**Exercise instructions:**
Count the lines below that contain the word "Electrometer" and give only that number.

**Provided data:**
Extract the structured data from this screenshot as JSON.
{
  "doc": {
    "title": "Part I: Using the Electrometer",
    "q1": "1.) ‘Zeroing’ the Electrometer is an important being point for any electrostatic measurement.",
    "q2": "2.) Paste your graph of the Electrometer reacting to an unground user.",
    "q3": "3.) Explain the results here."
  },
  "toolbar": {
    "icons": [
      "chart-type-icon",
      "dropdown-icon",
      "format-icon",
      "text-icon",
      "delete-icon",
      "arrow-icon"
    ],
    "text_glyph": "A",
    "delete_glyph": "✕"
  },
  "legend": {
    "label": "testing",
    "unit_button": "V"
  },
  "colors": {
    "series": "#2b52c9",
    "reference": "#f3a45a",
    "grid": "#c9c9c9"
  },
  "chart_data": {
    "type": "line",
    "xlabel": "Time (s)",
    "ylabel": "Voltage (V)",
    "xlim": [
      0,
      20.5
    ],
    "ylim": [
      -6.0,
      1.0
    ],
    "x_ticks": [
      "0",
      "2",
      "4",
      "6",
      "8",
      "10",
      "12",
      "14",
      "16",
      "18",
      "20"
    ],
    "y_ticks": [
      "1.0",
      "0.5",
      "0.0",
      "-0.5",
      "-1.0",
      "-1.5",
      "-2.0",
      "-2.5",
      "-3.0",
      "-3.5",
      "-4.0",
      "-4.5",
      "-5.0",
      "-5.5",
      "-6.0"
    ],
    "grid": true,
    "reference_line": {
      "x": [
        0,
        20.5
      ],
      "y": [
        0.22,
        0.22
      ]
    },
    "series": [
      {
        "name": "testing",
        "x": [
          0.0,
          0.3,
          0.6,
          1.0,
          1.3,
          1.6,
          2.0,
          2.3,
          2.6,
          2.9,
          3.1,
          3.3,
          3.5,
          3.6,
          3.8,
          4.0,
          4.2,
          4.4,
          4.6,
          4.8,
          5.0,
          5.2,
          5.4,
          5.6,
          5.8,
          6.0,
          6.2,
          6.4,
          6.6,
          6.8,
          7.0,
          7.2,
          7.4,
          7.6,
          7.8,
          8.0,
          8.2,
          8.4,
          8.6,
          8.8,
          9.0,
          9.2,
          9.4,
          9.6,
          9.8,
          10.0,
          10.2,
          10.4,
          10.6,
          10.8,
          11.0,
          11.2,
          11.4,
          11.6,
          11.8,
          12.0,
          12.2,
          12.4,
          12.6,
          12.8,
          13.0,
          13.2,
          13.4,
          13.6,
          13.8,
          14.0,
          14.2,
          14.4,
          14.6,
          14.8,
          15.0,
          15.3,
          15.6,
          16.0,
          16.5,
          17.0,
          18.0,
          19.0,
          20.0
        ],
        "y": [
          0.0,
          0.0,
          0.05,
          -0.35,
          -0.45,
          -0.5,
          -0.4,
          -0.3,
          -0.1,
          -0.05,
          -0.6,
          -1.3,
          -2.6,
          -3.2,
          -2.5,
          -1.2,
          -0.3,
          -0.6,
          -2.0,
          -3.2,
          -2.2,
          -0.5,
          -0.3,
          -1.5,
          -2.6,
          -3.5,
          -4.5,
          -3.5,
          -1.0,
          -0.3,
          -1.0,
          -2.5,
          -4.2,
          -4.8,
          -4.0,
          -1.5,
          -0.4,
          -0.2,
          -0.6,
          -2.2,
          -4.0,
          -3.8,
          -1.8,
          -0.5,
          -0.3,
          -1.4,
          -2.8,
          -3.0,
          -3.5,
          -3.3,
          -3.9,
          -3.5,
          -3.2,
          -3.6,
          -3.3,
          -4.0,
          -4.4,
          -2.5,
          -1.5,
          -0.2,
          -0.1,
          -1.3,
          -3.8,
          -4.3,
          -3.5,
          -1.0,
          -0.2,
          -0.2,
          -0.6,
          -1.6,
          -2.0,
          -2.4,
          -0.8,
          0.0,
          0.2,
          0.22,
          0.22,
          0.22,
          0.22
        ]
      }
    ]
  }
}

**Output below:**
3